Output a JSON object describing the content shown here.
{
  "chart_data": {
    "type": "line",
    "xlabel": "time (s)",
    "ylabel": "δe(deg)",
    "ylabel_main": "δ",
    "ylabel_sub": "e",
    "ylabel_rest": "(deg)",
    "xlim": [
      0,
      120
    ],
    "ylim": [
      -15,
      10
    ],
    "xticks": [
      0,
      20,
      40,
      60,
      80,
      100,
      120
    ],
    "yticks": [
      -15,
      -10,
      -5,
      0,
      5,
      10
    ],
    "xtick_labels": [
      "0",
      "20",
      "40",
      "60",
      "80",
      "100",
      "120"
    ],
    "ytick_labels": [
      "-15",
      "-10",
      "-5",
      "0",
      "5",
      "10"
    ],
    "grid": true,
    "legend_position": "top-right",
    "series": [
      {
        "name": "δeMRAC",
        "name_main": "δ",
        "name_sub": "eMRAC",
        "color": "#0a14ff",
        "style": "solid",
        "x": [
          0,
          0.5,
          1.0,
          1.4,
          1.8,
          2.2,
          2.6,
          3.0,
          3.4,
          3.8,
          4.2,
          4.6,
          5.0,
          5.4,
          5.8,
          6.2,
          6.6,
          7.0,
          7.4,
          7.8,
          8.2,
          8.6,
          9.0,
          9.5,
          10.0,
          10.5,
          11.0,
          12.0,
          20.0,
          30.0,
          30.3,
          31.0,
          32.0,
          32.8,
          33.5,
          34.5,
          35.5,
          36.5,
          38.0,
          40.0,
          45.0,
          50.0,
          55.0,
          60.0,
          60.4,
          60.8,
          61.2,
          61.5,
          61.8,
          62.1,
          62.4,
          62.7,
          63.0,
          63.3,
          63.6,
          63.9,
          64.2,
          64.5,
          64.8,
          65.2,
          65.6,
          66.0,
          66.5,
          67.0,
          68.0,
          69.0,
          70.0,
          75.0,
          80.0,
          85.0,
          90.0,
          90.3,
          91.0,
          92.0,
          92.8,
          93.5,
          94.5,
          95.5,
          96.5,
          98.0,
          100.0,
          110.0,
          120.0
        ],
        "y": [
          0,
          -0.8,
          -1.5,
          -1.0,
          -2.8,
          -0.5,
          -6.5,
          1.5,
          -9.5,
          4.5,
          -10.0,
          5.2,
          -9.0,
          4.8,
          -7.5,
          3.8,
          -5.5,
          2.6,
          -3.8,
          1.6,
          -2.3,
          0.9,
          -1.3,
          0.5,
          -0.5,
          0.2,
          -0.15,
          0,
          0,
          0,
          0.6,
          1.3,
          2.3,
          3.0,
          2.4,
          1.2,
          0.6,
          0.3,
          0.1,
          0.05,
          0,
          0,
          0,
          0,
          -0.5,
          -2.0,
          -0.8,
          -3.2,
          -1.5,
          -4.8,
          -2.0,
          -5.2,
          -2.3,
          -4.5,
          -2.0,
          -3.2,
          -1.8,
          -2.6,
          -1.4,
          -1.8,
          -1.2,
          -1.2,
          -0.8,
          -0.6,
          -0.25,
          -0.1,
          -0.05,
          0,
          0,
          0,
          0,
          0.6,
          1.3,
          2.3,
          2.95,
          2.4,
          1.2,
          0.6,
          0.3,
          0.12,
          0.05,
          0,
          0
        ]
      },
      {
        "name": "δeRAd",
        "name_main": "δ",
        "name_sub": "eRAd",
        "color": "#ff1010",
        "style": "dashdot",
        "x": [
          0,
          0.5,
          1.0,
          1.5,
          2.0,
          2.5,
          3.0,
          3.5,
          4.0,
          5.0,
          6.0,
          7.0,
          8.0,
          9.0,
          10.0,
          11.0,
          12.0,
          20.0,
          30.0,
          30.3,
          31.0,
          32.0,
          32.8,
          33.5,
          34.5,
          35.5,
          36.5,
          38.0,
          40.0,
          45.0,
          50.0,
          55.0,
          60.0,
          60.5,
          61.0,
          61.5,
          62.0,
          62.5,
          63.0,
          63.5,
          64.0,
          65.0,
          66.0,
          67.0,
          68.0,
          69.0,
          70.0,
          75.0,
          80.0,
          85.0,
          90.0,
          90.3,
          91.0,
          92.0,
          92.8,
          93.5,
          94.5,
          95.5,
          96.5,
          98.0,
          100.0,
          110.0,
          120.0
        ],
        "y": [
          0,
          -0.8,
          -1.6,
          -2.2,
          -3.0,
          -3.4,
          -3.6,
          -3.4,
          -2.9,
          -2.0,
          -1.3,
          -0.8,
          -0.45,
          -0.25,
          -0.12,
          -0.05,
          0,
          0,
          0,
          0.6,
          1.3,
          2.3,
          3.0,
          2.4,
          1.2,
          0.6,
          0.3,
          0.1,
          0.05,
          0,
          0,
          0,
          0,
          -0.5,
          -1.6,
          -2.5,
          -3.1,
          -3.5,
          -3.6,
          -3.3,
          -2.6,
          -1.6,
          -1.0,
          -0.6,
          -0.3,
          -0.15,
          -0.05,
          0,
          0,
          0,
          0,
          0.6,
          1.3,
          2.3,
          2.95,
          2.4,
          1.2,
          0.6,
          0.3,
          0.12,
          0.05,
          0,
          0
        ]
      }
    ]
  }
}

-- YOUR OBJECTIVE --
Print all the data exactly.

-- SOLUTION FOR THIS EXERCISE --
Output a JSON object describing the content shown here.
{
  "chart_data": {
    "type": "line",
    "xlabel": "time (s)",
    "ylabel": "δe(deg)",
    "ylabel_main": "δ",
    "ylabel_sub": "e",
    "ylabel_rest": "(deg)",
    "xlim": [
      0,
      120
    ],
    "ylim": [
      -15,
      10
    ],
    "xticks": [
      0,
      20,
      40,
      60,
      80,
      100,
      120
    ],
    "yticks": [
      -15,
      -10,
      -5,
      0,
      5,
      10
    ],
    "xtick_labels": [
      "0",
      "20",
      "40",
      "60",
      "80",
      "100",
      "120"
    ],
    "ytick_labels": [
      "-15",
      "-10",
      "-5",
      "0",
      "5",
      "10"
    ],
    "grid": true,
    "legend_position": "top-right",
    "series": [
      {
        "name": "δeMRAC",
        "name_main": "δ",
        "name_sub": "eMRAC",
        "color": "#0a14ff",
        "style": "solid",
        "x": [
          0,
          0.5,
          1.0,
          1.4,
          1.8,
          2.2,
          2.6,
          3.0,
          3.4,
          3.8,
          4.2,
          4.6,
          5.0,
          5.4,
          5.8,
          6.2,
          6.6,
          7.0,
          7.4,
          7.8,
          8.2,
          8.6,
          9.0,
          9.5,
          10.0,
          10.5,
          11.0,
          12.0,
          20.0,
          30.0,
          30.3,
          31.0,
          32.0,
          32.8,
          33.5,
          34.5,
          35.5,
          36.5,
          38.0,
          40.0,
          45.0,
          50.0,
          55.0,
          60.0,
          60.4,
          60.8,
          61.2,
          61.5,
          61.8,
          62.1,
          62.4,
          62.7,
          63.0,
          63.3,
          63.6,
          63.9,
          64.2,
          64.5,
          64.8,
          65.2,
          65.6,
          66.0,
          66.5,
          67.0,
          68.0,
          69.0,
          70.0,
          75.0,
          80.0,
          85.0,
          90.0,
          90.3,
          91.0,
          92.0,
          92.8,
          93.5,
          94.5,
          95.5,
          96.5,
          98.0,
          100.0,
          110.0,
          120.0
        ],
        "y": [
          0,
          -0.8,
          -1.5,
          -1.0,
          -2.8,
          -0.5,
          -6.5,
          1.5,
          -9.5,
          4.5,
          -10.0,
          5.2,
          -9.0,
          4.8,
          -7.5,
          3.8,
          -5.5,
          2.6,
          -3.8,
          1.6,
          -2.3,
          0.9,
          -1.3,
          0.5,
          -0.5,
          0.2,
          -0.15,
          0,
          0,
          0,
          0.6,
          1.3,
          2.3,
          3.0,
          2.4,
          1.2,
          0.6,
          0.3,
          0.1,
          0.05,
          0,
          0,
          0,
          0,
          -0.5,
          -2.0,
          -0.8,
          -3.2,
          -1.5,
          -4.8,
          -2.0,
          -5.2,
          -2.3,
          -4.5,
          -2.0,
          -3.2,
          -1.8,
          -2.6,
          -1.4,
          -1.8,
          -1.2,
          -1.2,
          -0.8,
          -0.6,
          -0.25,
          -0.1,
          -0.05,
          0,
          0,
          0,
          0,
          0.6,
          1.3,
          2.3,
          2.95,
          2.4,
          1.2,
          0.6,
          0.3,
          0.12,
          0.05,
          0,
          0
        ]
      },
      {
        "name": "δeRAd",
        "name_main": "δ",
        "name_sub": "eRAd",
        "color": "#ff1010",
        "style": "dashdot",
        "x": [
          0,
          0.5,
          1.0,
          1.5,
          2.0,
          2.5,
          3.0,
          3.5,
          4.0,
          5.0,
          6.0,
          7.0,
          8.0,
          9.0,
          10.0,
          11.0,
          12.0,
          20.0,
          30.0,
          30.3,
          31.0,
          32.0,
          32.8,
          33.5,
          34.5,
          35.5,
          36.5,
          38.0,
          40.0,
          45.0,
          50.0,
          55.0,
          60.0,
          60.5,
          61.0,
          61.5,
          62.0,
          62.5,
          63.0,
          63.5,
          64.0,
          65.0,
          66.0,
          67.0,
          68.0,
          69.0,
          70.0,
          75.0,
          80.0,
          85.0,
          90.0,
          90.3,
          91.0,
          92.0,
          92.8,
          93.5,
          94.5,
          95.5,
          96.5,
          98.0,
          100.0,
          110.0,
          120.0
        ],
        "y": [
          0,
          -0.8,
          -1.6,
          -2.2,
          -3.0,
          -3.4,
          -3.6,
          -3.4,
          -2.9,
          -2.0,
          -1.3,
          -0.8,
          -0.45,
          -0.25,
          -0.12,
          -0.05,
          0,
          0,
          0,
          0.6,
          1.3,
          2.3,
          3.0,
          2.4,
          1.2,
          0.6,
          0.3,
          0.1,
          0.05,
          0,
          0,
          0,
          0,
          -0.5,
          -1.6,
          -2.5,
          -3.1,
          -3.5,
          -3.6,
          -3.3,
          -2.6,
          -1.6,
          -1.0,
          -0.6,
          -0.3,
          -0.15,
          -0.05,
          0,
          0,
          0,
          0,
          0.6,
          1.3,
          2.3,
          2.95,
          2.4,
          1.2,
          0.6,
          0.3,
          0.12,
          0.05,
          0,
          0
        ]
      }
    ]
  }
}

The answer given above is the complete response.